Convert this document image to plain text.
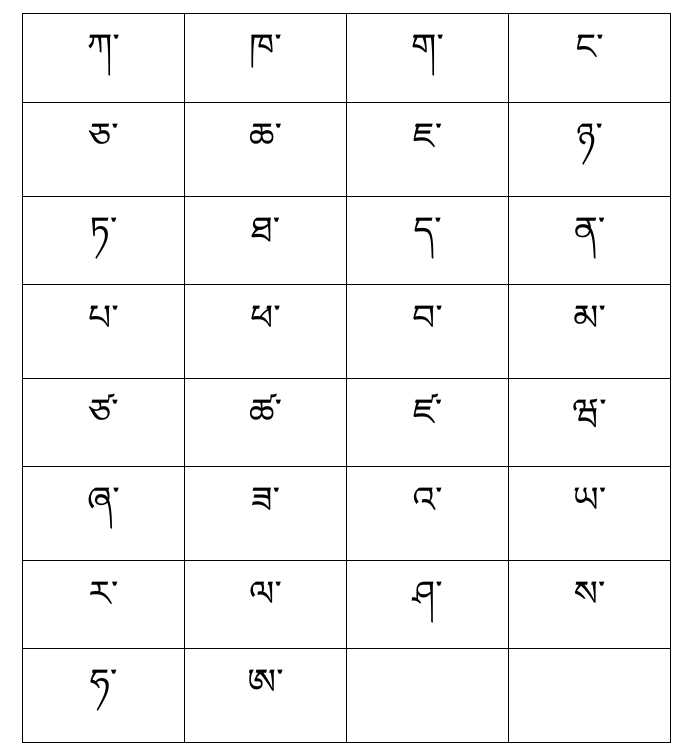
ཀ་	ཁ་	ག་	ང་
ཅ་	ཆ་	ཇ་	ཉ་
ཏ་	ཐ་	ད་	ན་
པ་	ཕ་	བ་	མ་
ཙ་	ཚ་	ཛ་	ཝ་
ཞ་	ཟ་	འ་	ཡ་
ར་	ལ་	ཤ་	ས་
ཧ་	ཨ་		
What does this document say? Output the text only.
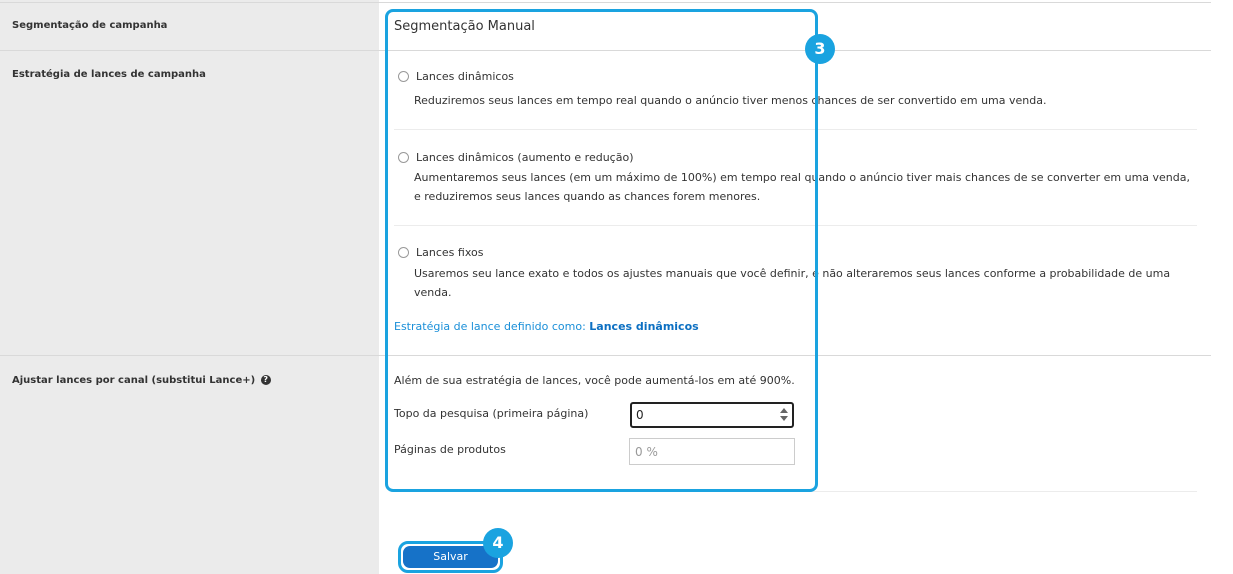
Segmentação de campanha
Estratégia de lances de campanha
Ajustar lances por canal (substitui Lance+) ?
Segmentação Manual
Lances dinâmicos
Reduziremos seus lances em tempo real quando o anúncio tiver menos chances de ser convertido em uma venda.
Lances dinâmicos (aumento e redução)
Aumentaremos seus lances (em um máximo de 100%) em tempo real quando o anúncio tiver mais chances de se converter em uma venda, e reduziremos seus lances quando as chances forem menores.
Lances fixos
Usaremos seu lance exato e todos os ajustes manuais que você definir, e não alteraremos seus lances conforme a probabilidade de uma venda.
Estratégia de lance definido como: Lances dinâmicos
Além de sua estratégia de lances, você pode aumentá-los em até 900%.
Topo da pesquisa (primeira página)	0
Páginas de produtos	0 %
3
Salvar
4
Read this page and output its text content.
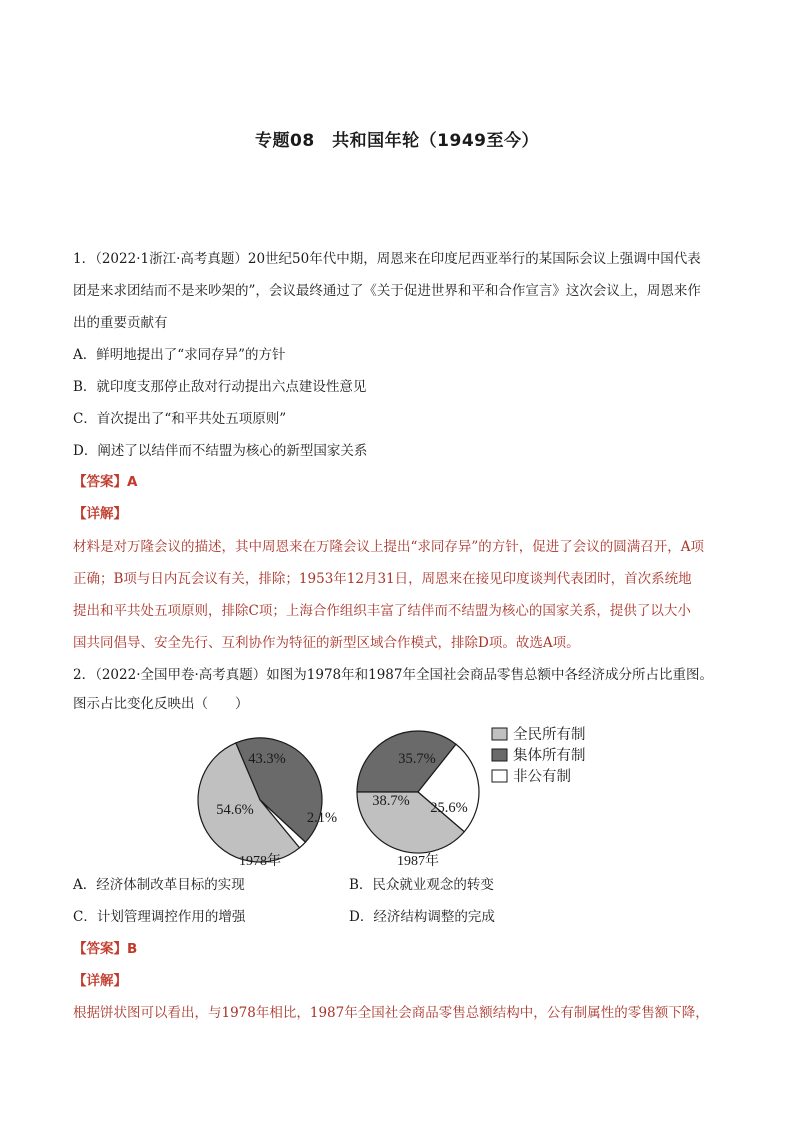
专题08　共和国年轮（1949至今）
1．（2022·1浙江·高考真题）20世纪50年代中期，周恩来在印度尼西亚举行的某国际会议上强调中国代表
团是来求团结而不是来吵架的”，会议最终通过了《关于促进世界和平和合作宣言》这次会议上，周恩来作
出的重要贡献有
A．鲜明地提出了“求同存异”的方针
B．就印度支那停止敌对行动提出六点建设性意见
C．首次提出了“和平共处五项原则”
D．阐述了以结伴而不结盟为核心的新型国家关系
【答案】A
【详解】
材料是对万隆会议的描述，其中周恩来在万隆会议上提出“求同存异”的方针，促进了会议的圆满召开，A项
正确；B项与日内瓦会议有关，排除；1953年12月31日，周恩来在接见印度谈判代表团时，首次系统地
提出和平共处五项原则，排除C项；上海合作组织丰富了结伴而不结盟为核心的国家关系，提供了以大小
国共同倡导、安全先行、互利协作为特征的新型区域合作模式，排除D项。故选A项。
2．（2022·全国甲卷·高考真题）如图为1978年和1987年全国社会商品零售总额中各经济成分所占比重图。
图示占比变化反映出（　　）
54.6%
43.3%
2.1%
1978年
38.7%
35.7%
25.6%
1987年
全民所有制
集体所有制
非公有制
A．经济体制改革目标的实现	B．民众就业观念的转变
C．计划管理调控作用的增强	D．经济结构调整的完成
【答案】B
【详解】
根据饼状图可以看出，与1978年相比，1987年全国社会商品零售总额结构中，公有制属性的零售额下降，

Work to do: Transcribe every line from the records above without alteration, and leave out the images.

Solution:
Convert this document image to plain text.
ཀ་	ཁ་	ག་	ང་
ཅ་	ཆ་	ཇ་	ཉ་
ཏ་	ཐ་	ད་	ན་
པ་	ཕ་	བ་	མ་
ཙ་	ཚ་	ཛ་	ཝ་
ཞ་	ཟ་	འ་	ཡ་
ར་	ལ་	ཤ་	ས་
ཧ་	ཨ་		
What does this document say? Output the text only.
Segmentação de campanha
Estratégia de lances de campanha
Ajustar lances por canal (substitui Lance+) ?
Segmentação Manual
Lances dinâmicos
Reduziremos seus lances em tempo real quando o anúncio tiver menos chances de ser convertido em uma venda.
Lances dinâmicos (aumento e redução)
Aumentaremos seus lances (em um máximo de 100%) em tempo real quando o anúncio tiver mais chances de se converter em uma venda, e reduziremos seus lances quando as chances forem menores.
Lances fixos
Usaremos seu lance exato e todos os ajustes manuais que você definir, e não alteraremos seus lances conforme a probabilidade de uma venda.
Estratégia de lance definido como: Lances dinâmicos
Além de sua estratégia de lances, você pode aumentá-los em até 900%.
Topo da pesquisa (primeira página)	0
Páginas de produtos	0 %
3
Salvar
4
Read this page and output its text content.
专题08　共和国年轮（1949至今）
1．（2022·1浙江·高考真题）20世纪50年代中期，周恩来在印度尼西亚举行的某国际会议上强调中国代表
团是来求团结而不是来吵架的”，会议最终通过了《关于促进世界和平和合作宣言》这次会议上，周恩来作
出的重要贡献有
A．鲜明地提出了“求同存异”的方针
B．就印度支那停止敌对行动提出六点建设性意见
C．首次提出了“和平共处五项原则”
D．阐述了以结伴而不结盟为核心的新型国家关系
【答案】A
【详解】
材料是对万隆会议的描述，其中周恩来在万隆会议上提出“求同存异”的方针，促进了会议的圆满召开，A项
正确；B项与日内瓦会议有关，排除；1953年12月31日，周恩来在接见印度谈判代表团时，首次系统地
提出和平共处五项原则，排除C项；上海合作组织丰富了结伴而不结盟为核心的国家关系，提供了以大小
国共同倡导、安全先行、互利协作为特征的新型区域合作模式，排除D项。故选A项。
2．（2022·全国甲卷·高考真题）如图为1978年和1987年全国社会商品零售总额中各经济成分所占比重图。
图示占比变化反映出（　　）
54.6%
43.3%
2.1%
1978年
38.7%
35.7%
25.6%
1987年
全民所有制
集体所有制
非公有制
A．经济体制改革目标的实现	B．民众就业观念的转变
C．计划管理调控作用的增强	D．经济结构调整的完成
【答案】B
【详解】
根据饼状图可以看出，与1978年相比，1987年全国社会商品零售总额结构中，公有制属性的零售额下降，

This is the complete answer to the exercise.